===== RECORDS

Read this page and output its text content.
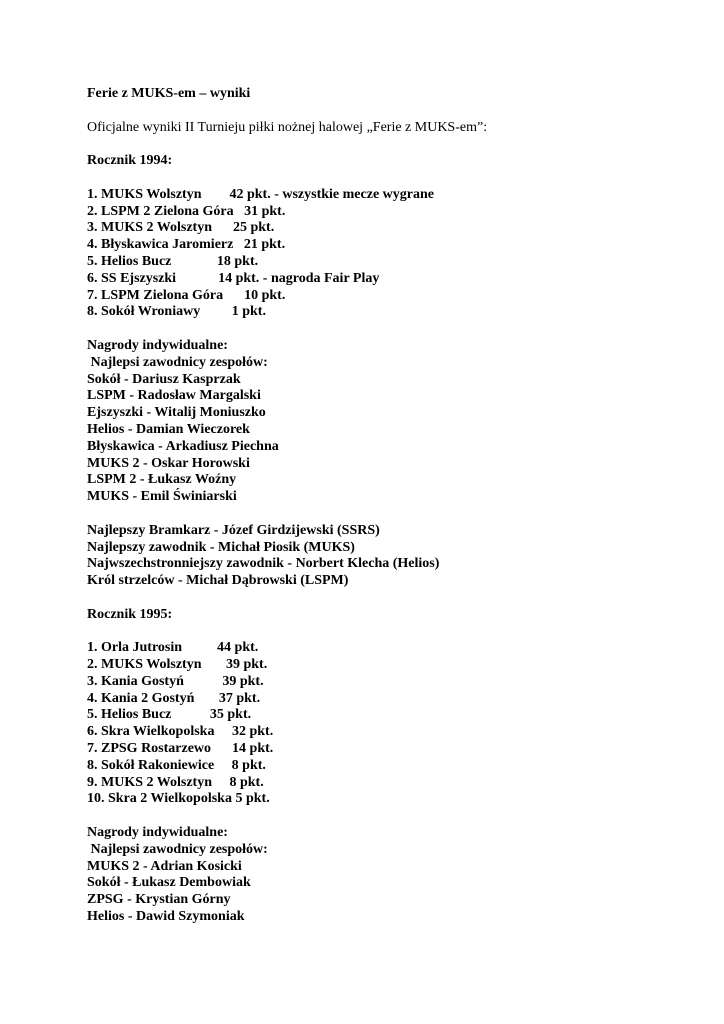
Ferie z MUKS-em – wyniki
Oficjalne wyniki II Turnieju piłki nożnej halowej „Ferie z MUKS-em”:
Rocznik 1994:
1. MUKS Wolsztyn        42 pkt. - wszystkie mecze wygrane
2. LSPM 2 Zielona Góra   31 pkt.
3. MUKS 2 Wolsztyn      25 pkt.
4. Błyskawica Jaromierz   21 pkt.
5. Helios Bucz             18 pkt.
6. SS Ejszyszki            14 pkt. - nagroda Fair Play
7. LSPM Zielona Góra      10 pkt.
8. Sokół Wroniawy         1 pkt.
Nagrody indywidualne:
Najlepsi zawodnicy zespołów:
Sokół - Dariusz Kasprzak
LSPM - Radosław Margalski
Ejszyszki - Witalij Moniuszko
Helios - Damian Wieczorek
Błyskawica - Arkadiusz Piechna
MUKS 2 - Oskar Horowski
LSPM 2 - Łukasz Woźny
MUKS - Emil Świniarski
Najlepszy Bramkarz - Józef Girdzijewski (SSRS)
Najlepszy zawodnik - Michał Piosik (MUKS)
Najwszechstronniejszy zawodnik - Norbert Klecha (Helios)
Król strzelców - Michał Dąbrowski (LSPM)
Rocznik 1995:
1. Orla Jutrosin          44 pkt.
2. MUKS Wolsztyn       39 pkt.
3. Kania Gostyń           39 pkt.
4. Kania 2 Gostyń       37 pkt.
5. Helios Bucz           35 pkt.
6. Skra Wielkopolska     32 pkt.
7. ZPSG Rostarzewo      14 pkt.
8. Sokół Rakoniewice     8 pkt.
9. MUKS 2 Wolsztyn     8 pkt.
10. Skra 2 Wielkopolska 5 pkt.
Nagrody indywidualne:
Najlepsi zawodnicy zespołów:
MUKS 2 - Adrian Kosicki
Sokół - Łukasz Dembowiak
ZPSG - Krystian Górny
Helios - Dawid Szymoniak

==========

AIM: Pull every line containing the word "Najlepszy" out of the material.

RESPONSE TO THIS TASK:
Najlepszy Bramkarz - Józef Girdzijewski (SSRS)
Najlepszy zawodnik - Michał Piosik (MUKS)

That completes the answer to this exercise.